YOUR TASK »
For each line in the data below that holds "name", return a copy.
━━━━━ GIVEN ENTRIES ━━━━━
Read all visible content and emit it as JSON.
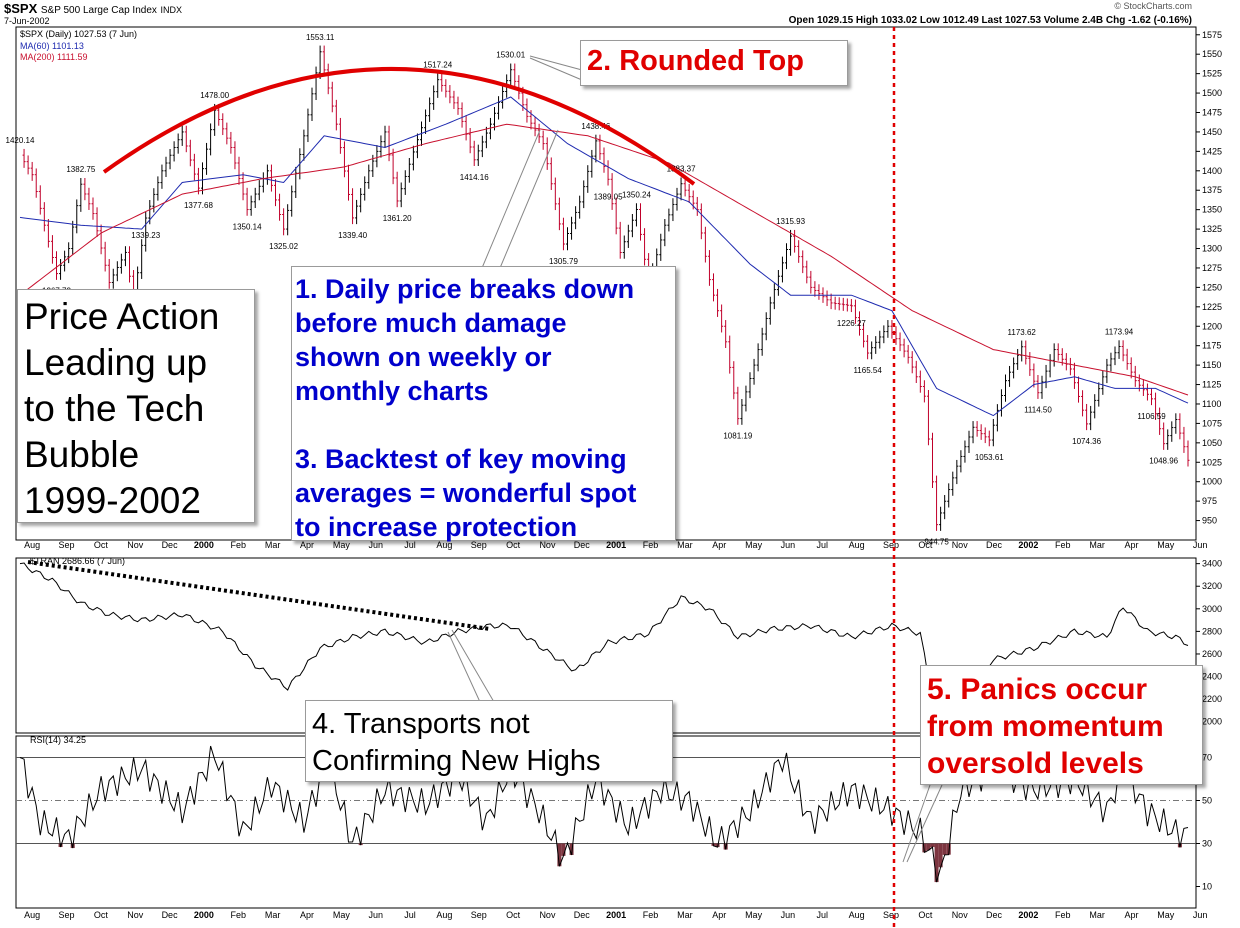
{
  "header": {
    "symbol": "$SPX",
    "description": "S&P 500 Large Cap Index",
    "exchange": "INDX",
    "date": "7-Jun-2002",
    "copyright": "© StockCharts.com",
    "quote": "Open 1029.15  High 1033.02  Low 1012.49  Last 1027.53  Volume 2.4B  Chg -1.62 (-0.16%)"
  },
  "legend": {
    "price": "$SPX (Daily) 1027.53 (7 Jun)",
    "ma60": "MA(60) 1101.13",
    "ma200": "MA(200) 1111.59",
    "tran": "$TRAN 2686.66 (7 Jun)",
    "rsi": "RSI(14) 34.25"
  },
  "colors": {
    "price_up": "#000000",
    "price_down": "#c0002a",
    "ma60": "#1f2bb0",
    "ma200": "#c8102e",
    "annotation_red": "#e00000",
    "annotation_blue": "#0000cc",
    "rsi_fill": "#7d3540"
  },
  "annotations": {
    "title": "Price Action\nLeading up\nto the Tech\nBubble\n1999-2002",
    "rounded_top": "2. Rounded Top",
    "daily_price": "1. Daily price breaks down\nbefore much damage\nshown on weekly or\nmonthly charts\n\n3. Backtest of key moving\naverages = wonderful spot\nto increase protection",
    "transports": "4. Transports not\nConfirming New Highs",
    "panics": "5. Panics occur\nfrom momentum\noversold levels"
  },
  "chart_data": [
    {
      "type": "candlestick",
      "title": "$SPX S&P 500 Large Cap Index",
      "x_ticks": [
        "Aug",
        "Sep",
        "Oct",
        "Nov",
        "Dec",
        "2000",
        "Feb",
        "Mar",
        "Apr",
        "May",
        "Jun",
        "Jul",
        "Aug",
        "Sep",
        "Oct",
        "Nov",
        "Dec",
        "2001",
        "Feb",
        "Mar",
        "Apr",
        "May",
        "Jun",
        "Jul",
        "Aug",
        "Sep",
        "Oct",
        "Nov",
        "Dec",
        "2002",
        "Feb",
        "Mar",
        "Apr",
        "May",
        "Jun"
      ],
      "y_ticks": [
        950,
        975,
        1000,
        1025,
        1050,
        1075,
        1100,
        1125,
        1150,
        1175,
        1200,
        1225,
        1250,
        1275,
        1300,
        1325,
        1350,
        1375,
        1400,
        1425,
        1450,
        1475,
        1500,
        1525,
        1550,
        1575
      ],
      "ylim": [
        925,
        1585
      ],
      "grid": false,
      "series": [
        {
          "name": "$SPX",
          "points": [
            [
              0,
              1420.14
            ],
            [
              3,
              1395
            ],
            [
              6,
              1330
            ],
            [
              9,
              1267.73
            ],
            [
              12,
              1300
            ],
            [
              15,
              1382.75
            ],
            [
              18,
              1345
            ],
            [
              22,
              1256.29
            ],
            [
              26,
              1295
            ],
            [
              28,
              1233.66
            ],
            [
              31,
              1339.23
            ],
            [
              35,
              1400
            ],
            [
              40,
              1450
            ],
            [
              44,
              1377.68
            ],
            [
              48,
              1478
            ],
            [
              52,
              1430
            ],
            [
              56,
              1350.14
            ],
            [
              61,
              1400
            ],
            [
              65,
              1325.02
            ],
            [
              70,
              1445
            ],
            [
              74,
              1553.11
            ],
            [
              78,
              1460
            ],
            [
              82,
              1339.4
            ],
            [
              86,
              1400
            ],
            [
              90,
              1450
            ],
            [
              93,
              1361.2
            ],
            [
              98,
              1440
            ],
            [
              103,
              1517.24
            ],
            [
              108,
              1480
            ],
            [
              112,
              1414.16
            ],
            [
              116,
              1460
            ],
            [
              121,
              1530.01
            ],
            [
              125,
              1470
            ],
            [
              129,
              1435
            ],
            [
              134,
              1305.79
            ],
            [
              138,
              1360
            ],
            [
              142,
              1438.46
            ],
            [
              145,
              1389.05
            ],
            [
              148,
              1294.9
            ],
            [
              152,
              1350.24
            ],
            [
              155,
              1254.07
            ],
            [
              159,
              1330
            ],
            [
              163,
              1383.37
            ],
            [
              167,
              1350
            ],
            [
              170,
              1260
            ],
            [
              174,
              1180
            ],
            [
              177,
              1081.19
            ],
            [
              181,
              1150
            ],
            [
              185,
              1230
            ],
            [
              190,
              1315.93
            ],
            [
              195,
              1250
            ],
            [
              200,
              1230
            ],
            [
              205,
              1226.27
            ],
            [
              209,
              1165.54
            ],
            [
              214,
              1200
            ],
            [
              219,
              1160
            ],
            [
              223,
              1110
            ],
            [
              226,
              944.75
            ],
            [
              231,
              1020
            ],
            [
              235,
              1070
            ],
            [
              239,
              1053.61
            ],
            [
              243,
              1130
            ],
            [
              247,
              1173.62
            ],
            [
              251,
              1114.5
            ],
            [
              255,
              1170
            ],
            [
              259,
              1145
            ],
            [
              263,
              1074.36
            ],
            [
              268,
              1150
            ],
            [
              271,
              1173.94
            ],
            [
              275,
              1130
            ],
            [
              279,
              1106.59
            ],
            [
              282,
              1048.96
            ],
            [
              285,
              1080
            ],
            [
              288,
              1027.53
            ]
          ]
        },
        {
          "name": "MA(60)",
          "points": [
            [
              0,
              1340
            ],
            [
              15,
              1330
            ],
            [
              30,
              1325
            ],
            [
              40,
              1385
            ],
            [
              55,
              1395
            ],
            [
              65,
              1385
            ],
            [
              75,
              1445
            ],
            [
              90,
              1430
            ],
            [
              105,
              1460
            ],
            [
              121,
              1495
            ],
            [
              135,
              1435
            ],
            [
              150,
              1390
            ],
            [
              165,
              1360
            ],
            [
              180,
              1280
            ],
            [
              190,
              1240
            ],
            [
              205,
              1240
            ],
            [
              215,
              1220
            ],
            [
              226,
              1120
            ],
            [
              240,
              1085
            ],
            [
              250,
              1125
            ],
            [
              260,
              1135
            ],
            [
              270,
              1120
            ],
            [
              280,
              1120
            ],
            [
              288,
              1101.13
            ]
          ]
        },
        {
          "name": "MA(200)",
          "points": [
            [
              0,
              1240
            ],
            [
              20,
              1320
            ],
            [
              40,
              1370
            ],
            [
              60,
              1390
            ],
            [
              80,
              1405
            ],
            [
              100,
              1435
            ],
            [
              120,
              1460
            ],
            [
              140,
              1445
            ],
            [
              160,
              1410
            ],
            [
              180,
              1350
            ],
            [
              200,
              1290
            ],
            [
              220,
              1220
            ],
            [
              240,
              1170
            ],
            [
              260,
              1150
            ],
            [
              275,
              1135
            ],
            [
              288,
              1111.59
            ]
          ]
        }
      ]
    },
    {
      "type": "line",
      "title": "$TRAN 2686.66 (7 Jun)",
      "y_ticks": [
        2000,
        2200,
        2400,
        2600,
        2800,
        3000,
        3200,
        3400
      ],
      "ylim": [
        1900,
        3450
      ],
      "series": [
        {
          "name": "$TRAN",
          "points": [
            [
              0,
              3400
            ],
            [
              8,
              3250
            ],
            [
              15,
              3050
            ],
            [
              22,
              2950
            ],
            [
              30,
              2900
            ],
            [
              40,
              2950
            ],
            [
              50,
              2800
            ],
            [
              58,
              2500
            ],
            [
              66,
              2300
            ],
            [
              74,
              2650
            ],
            [
              82,
              2750
            ],
            [
              90,
              2800
            ],
            [
              100,
              2700
            ],
            [
              108,
              2800
            ],
            [
              116,
              2850
            ],
            [
              121,
              2850
            ],
            [
              130,
              2620
            ],
            [
              137,
              2450
            ],
            [
              145,
              2700
            ],
            [
              155,
              2780
            ],
            [
              163,
              3100
            ],
            [
              170,
              3000
            ],
            [
              177,
              2750
            ],
            [
              185,
              2820
            ],
            [
              195,
              2850
            ],
            [
              205,
              2750
            ],
            [
              215,
              2850
            ],
            [
              222,
              2780
            ],
            [
              226,
              2000
            ],
            [
              232,
              2250
            ],
            [
              240,
              2550
            ],
            [
              250,
              2650
            ],
            [
              260,
              2800
            ],
            [
              268,
              2750
            ],
            [
              272,
              3020
            ],
            [
              278,
              2800
            ],
            [
              285,
              2750
            ],
            [
              288,
              2686.66
            ]
          ]
        }
      ]
    },
    {
      "type": "line",
      "title": "RSI(14) 34.25",
      "y_ticks": [
        10,
        30,
        50,
        70
      ],
      "ylim": [
        0,
        80
      ],
      "series": [
        {
          "name": "RSI(14)",
          "points": [
            [
              0,
              70
            ],
            [
              5,
              40
            ],
            [
              12,
              32
            ],
            [
              20,
              55
            ],
            [
              30,
              65
            ],
            [
              40,
              45
            ],
            [
              48,
              72
            ],
            [
              55,
              35
            ],
            [
              62,
              58
            ],
            [
              70,
              40
            ],
            [
              76,
              68
            ],
            [
              82,
              30
            ],
            [
              90,
              55
            ],
            [
              100,
              48
            ],
            [
              108,
              62
            ],
            [
              115,
              40
            ],
            [
              121,
              65
            ],
            [
              128,
              45
            ],
            [
              134,
              22
            ],
            [
              142,
              60
            ],
            [
              150,
              38
            ],
            [
              158,
              55
            ],
            [
              165,
              50
            ],
            [
              172,
              30
            ],
            [
              180,
              45
            ],
            [
              188,
              70
            ],
            [
              195,
              40
            ],
            [
              205,
              55
            ],
            [
              215,
              45
            ],
            [
              222,
              35
            ],
            [
              227,
              15
            ],
            [
              232,
              55
            ],
            [
              240,
              65
            ],
            [
              250,
              55
            ],
            [
              260,
              60
            ],
            [
              268,
              45
            ],
            [
              272,
              65
            ],
            [
              278,
              45
            ],
            [
              285,
              35
            ],
            [
              288,
              34.25
            ]
          ]
        }
      ]
    }
  ]
}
━━━━━
COMPLETED EXERCISE »
          "name": "$SPX",
          "name": "MA(60)",
          "name": "MA(200)",
          "name": "$TRAN",
          "name": "RSI(14)",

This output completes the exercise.